Data entries:

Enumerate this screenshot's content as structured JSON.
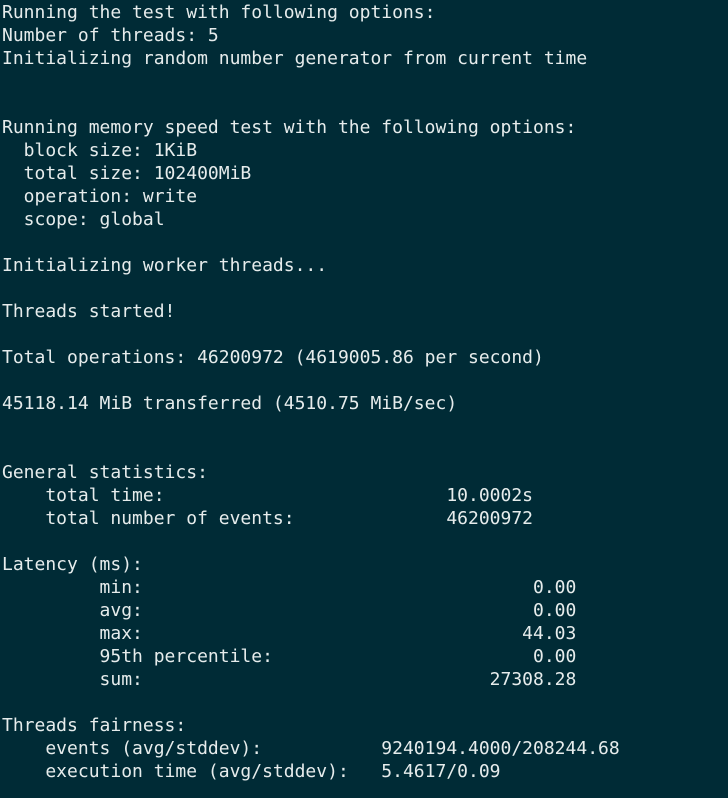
{
  "terminal": {
    "lines": [
      "Running the test with following options:",
      "Number of threads: 5",
      "Initializing random number generator from current time",
      "",
      "",
      "Running memory speed test with the following options:",
      "  block size: 1KiB",
      "  total size: 102400MiB",
      "  operation: write",
      "  scope: global",
      "",
      "Initializing worker threads...",
      "",
      "Threads started!",
      "",
      "Total operations: 46200972 (4619005.86 per second)",
      "",
      "45118.14 MiB transferred (4510.75 MiB/sec)",
      "",
      "",
      "General statistics:",
      "    total time:                          10.0002s",
      "    total number of events:              46200972",
      "",
      "Latency (ms):",
      "         min:                                    0.00",
      "         avg:                                    0.00",
      "         max:                                   44.03",
      "         95th percentile:                        0.00",
      "         sum:                                27308.28",
      "",
      "Threads fairness:",
      "    events (avg/stddev):           9240194.4000/208244.68",
      "    execution time (avg/stddev):   5.4617/0.09"
    ]
  }
}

Stated task: All of the data above should be transcribed verbatim, with pictures omitted.

Response below:
Enumerate this screenshot's content as structured JSON.
{
  "terminal": {
    "lines": [
      "Running the test with following options:",
      "Number of threads: 5",
      "Initializing random number generator from current time",
      "",
      "",
      "Running memory speed test with the following options:",
      "  block size: 1KiB",
      "  total size: 102400MiB",
      "  operation: write",
      "  scope: global",
      "",
      "Initializing worker threads...",
      "",
      "Threads started!",
      "",
      "Total operations: 46200972 (4619005.86 per second)",
      "",
      "45118.14 MiB transferred (4510.75 MiB/sec)",
      "",
      "",
      "General statistics:",
      "    total time:                          10.0002s",
      "    total number of events:              46200972",
      "",
      "Latency (ms):",
      "         min:                                    0.00",
      "         avg:                                    0.00",
      "         max:                                   44.03",
      "         95th percentile:                        0.00",
      "         sum:                                27308.28",
      "",
      "Threads fairness:",
      "    events (avg/stddev):           9240194.4000/208244.68",
      "    execution time (avg/stddev):   5.4617/0.09"
    ]
  }
}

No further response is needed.